What the task requires
The lines to transcribe begin with the one containing "Decode this image" and end with the last line below; reproduce them exactly, without the pictures.

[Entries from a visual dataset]
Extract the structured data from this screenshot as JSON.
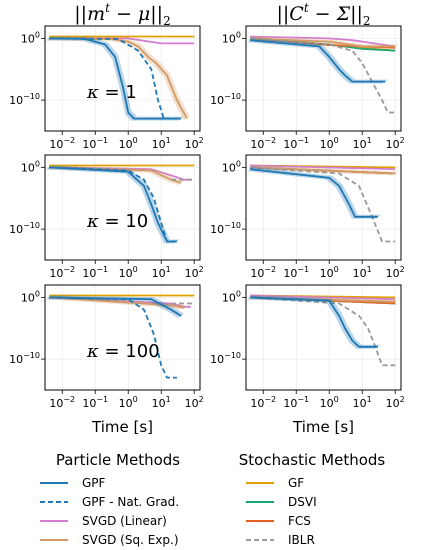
{
  "figure": {
    "column_titles": [
      {
        "lhs": "||",
        "var": "m",
        "sup": "t",
        "mid": " − ",
        "sym": "μ",
        "rhs": "||",
        "sub": "2"
      },
      {
        "lhs": "||",
        "var": "C",
        "sup": "t",
        "mid": " − ",
        "sym": "Σ",
        "rhs": "||",
        "sub": "2"
      }
    ],
    "row_labels": [
      {
        "sym": "κ",
        "value": "= 1"
      },
      {
        "sym": "κ",
        "value": "= 10"
      },
      {
        "sym": "κ",
        "value": "= 100"
      }
    ],
    "xlabel": "Time [s]",
    "legend": {
      "particle_title": "Particle Methods",
      "stochastic_title": "Stochastic Methods",
      "particle_entries": [
        {
          "label": "GPF",
          "color": "#1f77b4",
          "dash": "solid"
        },
        {
          "label": "GPF - Nat. Grad.",
          "color": "#1f77b4",
          "dash": "dashed"
        },
        {
          "label": "SVGD (Linear)",
          "color": "#d37fd1",
          "dash": "solid"
        },
        {
          "label": "SVGD (Sq. Exp.)",
          "color": "#d49a66",
          "dash": "solid"
        }
      ],
      "stochastic_entries": [
        {
          "label": "GF",
          "color": "#e0a000",
          "dash": "solid"
        },
        {
          "label": "DSVI",
          "color": "#17a673",
          "dash": "solid"
        },
        {
          "label": "FCS",
          "color": "#e45f1f",
          "dash": "solid"
        },
        {
          "label": "IBLR",
          "color": "#999999",
          "dash": "dashed"
        }
      ]
    }
  },
  "chart_data": {
    "type": "line",
    "x_scale": "log",
    "y_scale": "log",
    "xlim": [
      0.003,
      150
    ],
    "ylim": [
      1e-15,
      100.0
    ],
    "xticks": [
      {
        "value": 0.01,
        "base": "10",
        "exp": "−2"
      },
      {
        "value": 0.1,
        "base": "10",
        "exp": "−1"
      },
      {
        "value": 1,
        "base": "10",
        "exp": "0"
      },
      {
        "value": 10,
        "base": "10",
        "exp": "1"
      },
      {
        "value": 100,
        "base": "10",
        "exp": "2"
      }
    ],
    "yticks": [
      {
        "value": 1,
        "base": "10",
        "exp": "0"
      },
      {
        "value": 1e-10,
        "base": "10",
        "exp": "−10"
      }
    ],
    "series_styles": {
      "GPF": {
        "color": "#1f77b4",
        "dash": "solid",
        "band": true
      },
      "GPF - Nat. Grad.": {
        "color": "#1f77b4",
        "dash": "dashed"
      },
      "SVGD (Linear)": {
        "color": "#d37fd1",
        "dash": "solid"
      },
      "SVGD (Sq. Exp.)": {
        "color": "#d49a66",
        "dash": "solid",
        "band": true
      },
      "GF": {
        "color": "#e0a000",
        "dash": "solid"
      },
      "DSVI": {
        "color": "#17a673",
        "dash": "solid"
      },
      "FCS": {
        "color": "#e45f1f",
        "dash": "solid"
      },
      "IBLR": {
        "color": "#999999",
        "dash": "dashed"
      }
    },
    "panels": [
      {
        "row": 0,
        "col": 0,
        "series": [
          {
            "name": "GF",
            "points": [
              [
                0.004,
                2
              ],
              [
                100,
                2
              ]
            ]
          },
          {
            "name": "SVGD (Linear)",
            "points": [
              [
                0.004,
                1
              ],
              [
                1,
                1
              ],
              [
                3,
                0.4
              ],
              [
                10,
                0.15
              ],
              [
                40,
                0.15
              ],
              [
                100,
                0.15
              ]
            ]
          },
          {
            "name": "SVGD (Sq. Exp.)",
            "points": [
              [
                0.004,
                1
              ],
              [
                0.3,
                0.8
              ],
              [
                1,
                0.3
              ],
              [
                2,
                0.05
              ],
              [
                4,
                0.001
              ],
              [
                7,
                0.0001
              ],
              [
                15,
                1e-06
              ],
              [
                30,
                1e-10
              ],
              [
                60,
                1e-13
              ]
            ]
          },
          {
            "name": "GPF - Nat. Grad.",
            "points": [
              [
                0.004,
                1
              ],
              [
                0.5,
                0.8
              ],
              [
                2,
                0.01
              ],
              [
                5,
                1e-05
              ],
              [
                8,
                1e-10
              ],
              [
                12,
                1e-13
              ],
              [
                40,
                1e-13
              ]
            ]
          },
          {
            "name": "GPF",
            "points": [
              [
                0.004,
                1
              ],
              [
                0.05,
                0.8
              ],
              [
                0.2,
                0.1
              ],
              [
                0.4,
                0.001
              ],
              [
                0.7,
                1e-08
              ],
              [
                1,
                1e-12
              ],
              [
                1.5,
                1e-13
              ],
              [
                40,
                1e-13
              ]
            ]
          }
        ]
      },
      {
        "row": 0,
        "col": 1,
        "series": [
          {
            "name": "GF",
            "points": [
              [
                0.004,
                1.5
              ],
              [
                100,
                0.01
              ]
            ]
          },
          {
            "name": "DSVI",
            "points": [
              [
                0.004,
                1
              ],
              [
                1,
                0.1
              ],
              [
                10,
                0.02
              ],
              [
                100,
                0.01
              ]
            ]
          },
          {
            "name": "FCS",
            "points": [
              [
                0.004,
                1
              ],
              [
                1,
                0.08
              ],
              [
                100,
                0.03
              ]
            ]
          },
          {
            "name": "SVGD (Linear)",
            "points": [
              [
                0.004,
                2
              ],
              [
                1,
                1
              ],
              [
                5,
                0.5
              ],
              [
                40,
                0.1
              ],
              [
                100,
                0.05
              ]
            ]
          },
          {
            "name": "SVGD (Sq. Exp.)",
            "points": [
              [
                0.004,
                1
              ],
              [
                1,
                0.3
              ],
              [
                10,
                0.05
              ],
              [
                100,
                0.05
              ]
            ]
          },
          {
            "name": "IBLR",
            "points": [
              [
                0.004,
                1
              ],
              [
                1,
                0.1
              ],
              [
                5,
                0.01
              ],
              [
                10,
                0.0001
              ],
              [
                20,
                1e-07
              ],
              [
                40,
                1e-10
              ],
              [
                60,
                1e-12
              ],
              [
                100,
                1e-12
              ]
            ]
          },
          {
            "name": "GPF",
            "points": [
              [
                0.004,
                0.5
              ],
              [
                0.5,
                0.05
              ],
              [
                1,
                0.001
              ],
              [
                2,
                1e-05
              ],
              [
                3,
                1e-06
              ],
              [
                5,
                1e-07
              ],
              [
                50,
                1e-07
              ]
            ]
          }
        ]
      },
      {
        "row": 1,
        "col": 0,
        "series": [
          {
            "name": "GF",
            "points": [
              [
                0.004,
                2
              ],
              [
                100,
                2
              ]
            ]
          },
          {
            "name": "SVGD (Linear)",
            "points": [
              [
                0.004,
                1
              ],
              [
                5,
                0.5
              ],
              [
                20,
                0.05
              ],
              [
                50,
                0.01
              ],
              [
                80,
                0.01
              ]
            ]
          },
          {
            "name": "SVGD (Sq. Exp.)",
            "points": [
              [
                0.004,
                1
              ],
              [
                5,
                0.3
              ],
              [
                20,
                0.01
              ],
              [
                40,
                0.003
              ]
            ]
          },
          {
            "name": "IBLR",
            "points": [
              [
                20,
                0.01
              ],
              [
                60,
                0.01
              ],
              [
                100,
                0.01
              ]
            ]
          },
          {
            "name": "GPF - Nat. Grad.",
            "points": [
              [
                0.004,
                1
              ],
              [
                1,
                0.3
              ],
              [
                3,
                0.01
              ],
              [
                6,
                1e-05
              ],
              [
                10,
                1e-09
              ],
              [
                15,
                1e-12
              ],
              [
                30,
                1e-12
              ]
            ]
          },
          {
            "name": "GPF",
            "points": [
              [
                0.004,
                1
              ],
              [
                1,
                0.2
              ],
              [
                3,
                0.001
              ],
              [
                5,
                1e-06
              ],
              [
                8,
                1e-09
              ],
              [
                15,
                1e-12
              ],
              [
                30,
                1e-12
              ]
            ]
          }
        ]
      },
      {
        "row": 1,
        "col": 1,
        "series": [
          {
            "name": "GF",
            "points": [
              [
                0.004,
                2
              ],
              [
                100,
                1
              ]
            ]
          },
          {
            "name": "DSVI",
            "points": [
              [
                0.004,
                1
              ],
              [
                100,
                0.1
              ]
            ]
          },
          {
            "name": "FCS",
            "points": [
              [
                0.004,
                1
              ],
              [
                100,
                0.1
              ]
            ]
          },
          {
            "name": "SVGD (Linear)",
            "points": [
              [
                0.004,
                2
              ],
              [
                100,
                0.5
              ]
            ]
          },
          {
            "name": "SVGD (Sq. Exp.)",
            "points": [
              [
                0.004,
                1
              ],
              [
                100,
                0.1
              ]
            ]
          },
          {
            "name": "IBLR",
            "points": [
              [
                0.004,
                1
              ],
              [
                2,
                0.1
              ],
              [
                8,
                0.001
              ],
              [
                20,
                1e-08
              ],
              [
                40,
                1e-12
              ],
              [
                100,
                1e-12
              ]
            ]
          },
          {
            "name": "GPF",
            "points": [
              [
                0.004,
                0.5
              ],
              [
                1,
                0.02
              ],
              [
                2,
                0.001
              ],
              [
                4,
                1e-06
              ],
              [
                6,
                1e-08
              ],
              [
                30,
                1e-08
              ]
            ]
          }
        ]
      },
      {
        "row": 2,
        "col": 0,
        "series": [
          {
            "name": "GF",
            "points": [
              [
                0.004,
                2
              ],
              [
                100,
                2
              ]
            ]
          },
          {
            "name": "SVGD (Linear)",
            "points": [
              [
                0.004,
                1
              ],
              [
                20,
                0.1
              ],
              [
                50,
                0.03
              ],
              [
                80,
                0.03
              ]
            ]
          },
          {
            "name": "SVGD (Sq. Exp.)",
            "points": [
              [
                0.004,
                1
              ],
              [
                20,
                0.05
              ],
              [
                50,
                0.02
              ]
            ]
          },
          {
            "name": "IBLR",
            "points": [
              [
                20,
                0.1
              ],
              [
                60,
                0.1
              ],
              [
                100,
                0.1
              ]
            ]
          },
          {
            "name": "GPF - Nat. Grad.",
            "points": [
              [
                0.004,
                1
              ],
              [
                1,
                0.5
              ],
              [
                3,
                0.01
              ],
              [
                6,
                1e-06
              ],
              [
                10,
                1e-11
              ],
              [
                15,
                1e-13
              ],
              [
                30,
                1e-13
              ]
            ]
          },
          {
            "name": "GPF",
            "points": [
              [
                0.004,
                1
              ],
              [
                5,
                0.5
              ],
              [
                20,
                0.01
              ],
              [
                40,
                0.001
              ]
            ]
          }
        ]
      },
      {
        "row": 2,
        "col": 1,
        "series": [
          {
            "name": "GF",
            "points": [
              [
                0.004,
                2
              ],
              [
                100,
                1
              ]
            ]
          },
          {
            "name": "DSVI",
            "points": [
              [
                0.004,
                1
              ],
              [
                100,
                0.1
              ]
            ]
          },
          {
            "name": "FCS",
            "points": [
              [
                0.004,
                1
              ],
              [
                100,
                0.1
              ]
            ]
          },
          {
            "name": "SVGD (Linear)",
            "points": [
              [
                0.004,
                2
              ],
              [
                100,
                0.5
              ]
            ]
          },
          {
            "name": "SVGD (Sq. Exp.)",
            "points": [
              [
                0.004,
                1
              ],
              [
                100,
                0.2
              ]
            ]
          },
          {
            "name": "IBLR",
            "points": [
              [
                0.004,
                1
              ],
              [
                2,
                0.1
              ],
              [
                8,
                0.001
              ],
              [
                15,
                1e-05
              ],
              [
                25,
                1e-08
              ],
              [
                40,
                1e-11
              ],
              [
                100,
                1e-11
              ]
            ]
          },
          {
            "name": "GPF",
            "points": [
              [
                0.004,
                1
              ],
              [
                1,
                0.3
              ],
              [
                2,
                0.001
              ],
              [
                3,
                1e-05
              ],
              [
                5,
                1e-07
              ],
              [
                8,
                1e-08
              ],
              [
                30,
                1e-08
              ]
            ]
          }
        ]
      }
    ]
  }
}
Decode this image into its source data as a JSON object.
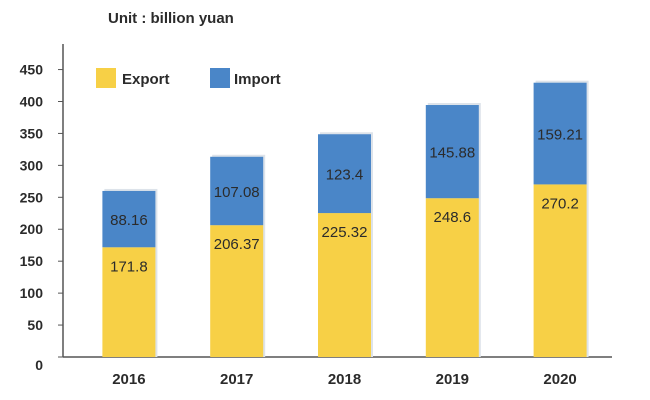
{
  "unit_label": "Unit : billion yuan",
  "chart_data": {
    "type": "bar",
    "stacked": true,
    "categories": [
      "2016",
      "2017",
      "2018",
      "2019",
      "2020"
    ],
    "series": [
      {
        "name": "Export",
        "color": "#f7d046",
        "values": [
          171.8,
          206.37,
          225.32,
          248.6,
          270.2
        ],
        "labels": [
          "171.8",
          "206.37",
          "225.32",
          "248.6",
          "270.2"
        ]
      },
      {
        "name": "Import",
        "color": "#4a86c8",
        "values": [
          88.16,
          107.08,
          123.4,
          145.88,
          159.21
        ],
        "labels": [
          "88.16",
          "107.08",
          "123.4",
          "145.88",
          "159.21"
        ]
      }
    ],
    "yticks": [
      0,
      50,
      100,
      150,
      200,
      250,
      300,
      350,
      400,
      450
    ],
    "ylim": [
      0,
      490
    ],
    "legend_position": "top-left",
    "grid": false
  }
}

Written reply
Decode this image into its source data as a JSON object.
{
  "unit_label": "Unit : billion yuan",
  "chart_data": {
    "type": "bar",
    "stacked": true,
    "categories": [
      "2016",
      "2017",
      "2018",
      "2019",
      "2020"
    ],
    "series": [
      {
        "name": "Export",
        "color": "#f7d046",
        "values": [
          171.8,
          206.37,
          225.32,
          248.6,
          270.2
        ],
        "labels": [
          "171.8",
          "206.37",
          "225.32",
          "248.6",
          "270.2"
        ]
      },
      {
        "name": "Import",
        "color": "#4a86c8",
        "values": [
          88.16,
          107.08,
          123.4,
          145.88,
          159.21
        ],
        "labels": [
          "88.16",
          "107.08",
          "123.4",
          "145.88",
          "159.21"
        ]
      }
    ],
    "yticks": [
      0,
      50,
      100,
      150,
      200,
      250,
      300,
      350,
      400,
      450
    ],
    "ylim": [
      0,
      490
    ],
    "legend_position": "top-left",
    "grid": false
  }
}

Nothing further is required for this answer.